• _Çıkarılan metin_:
== == ==
Ön Not: Sennheiser HD800S tarafıma hifilife/Bircom tarafından gönderilmiştir. Kendilerine çok teşekkür ederiz.
Giriş
Merhaba herkese,
Bu yazımızın konusu, efsanevi HD800’e ek olarak piyasaya çıkan Sennheiser HD800S. Sennheiser markasını adeta tek başına tanımlayan modellerden biri olan HD800, çıktığı 2009 yılından bu yana halen birçok odyofilin masasını süsleyen bir model. Tam 11 yıldır popülerliğini korumaya devam eden bir modelden bahsediyoruz. Bu kadar hızlı hareket eden piyasada zamana karşı gelen böyle kulaklıkların sayısı çok fazla değil. Bu açıdan, HD800 serisi Sennheiser’ı tam olarak tanımlayan bir seri.
HD800S dahi, yaklaşık 4 buçuk sene önce piyasaya sürülmüş bir kulaklık. HD800’e getirilen eleştiriler dikkate alınarak, bir nevi güncelleme olarak ortaya çıkan bu kulaklığın da aslında kendi kitlesini oluşturduğunu ve kült haline geldiğini söylemek mümkün. Bugün halen dünyanın en iyi full-size kafa üstü kulaklıklarından biri olan HD800S’i incelemeye başlayalım.
HD800S
Sennheiser HD800 teknik anlamda bugün hala çok çok yeterli hatta üst düzey bir performans veriyor olsa da, kulaklığın kaynak ve ekipman seçmesi, zaman zaman tizlerinin sivri ve fazla parlak olması gibi sorunları vardı. HD800 için uygun sistemi kurmanın zaman aldığı ve zahmetli olduğu söylenirdi hep. Kulaklığın oldukça analitik kaçan yapısı da işin içine eklenince herkes için olmayan bir kulaklık haline geldi.
HD800S ise, daha pürüzsüz bir deneyim sunmak adına özellikle alt frekans tepkisi geliştirilmiş ve HD800’ün meşhur 6 kHz parlamasının önüne geçen bir tuning’e sahip bir kulaklık. Bunu söylerken, elbette halen HD800’ü tercih edenlerin olduğunu da ifade edelim. Özellikle oldukça üst düzey lambalı amfi kullanıcıları orijinal HD800’den oldukça memnunlar.
Yakın zamanda HD800’ün bir özel versiyonu da piyasaya çıktı bu arada. Limitli sayıda üretilen bu seri orijinal HD800’ün altın renge boyanmış hali ve özel bir seri numarası taşıyor. Kısacası, HD800‘ün namı hala yürüyor diyebiliriz.
Paket
Sennheiser paketlemeyi pek değiştiren bir firma değil. Dolayısıyla aslında HD800S, 2009’da çıkan düz versiyonla aynı kutuya sahip. Değişen tek bir şey var o da 2. kablonun Pentaconn 4.4mm jaka sahip olması. Bu da piyasadaki yeni trendlere uyum sağlandığını gösteriyor. Klasik kablo da her zamanki gibi 6.3mm jakla geliyor.
== == ==
• _Veriler_:
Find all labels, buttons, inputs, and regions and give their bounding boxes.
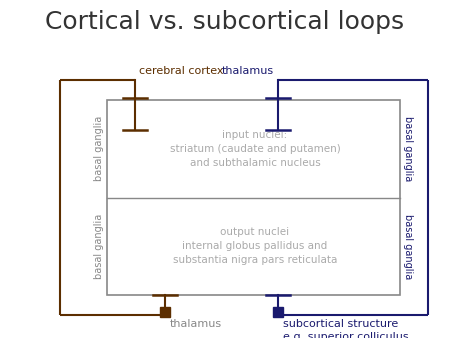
== == ==
• _Görevler_:
[a] HD800S incelemesinde "Yakın zamanda HD800’ün" ile başlayıp "6.3mm jakla geliyor." ifadesine kadar devam eden bölümü olduğu gibi çıkarır mısınız?
[b] HD800S incelemesine göre aşağıdaki soruların yanıtları nedir?
(i) HD800 hangi yıl piyasaya çıktı?
(ii) HD800S'in tuning'i, HD800'ün hangi frekanstaki meşhur parlamasının önüne geçiyor?
(iii) HD800S kutusundaki 2. kablo hangi jaka sahip?

• _Beklenen sonuçlar_:
[a]
Yakın zamanda HD800’ün bir özel versiyonu da piyasaya çıktı bu arada. Limitli sayıda üretilen bu seri orijinal HD800’ün altın renge boyanmış hali ve özel bir seri numarası taşıyor. Kısacası, HD800‘ün namı hala yürüyor diyebiliriz.
Paket
Sennheiser paketlemeyi pek değiştiren bir firma değil. Dolayısıyla aslında HD800S, 2009’da çıkan düz versiyonla aynı kutuya sahip. Değişen tek bir şey var o da 2. kablonun Pentaconn 4.4mm jaka sahip olması. Bu da piyasadaki yeni trendlere uyum sağlandığını gösteriyor. Klasik kablo da her zamanki gibi 6.3mm jakla geliyor.

[b]
(i) 2009
(ii) 6 kHz
(iii) Pentaconn 4.4mm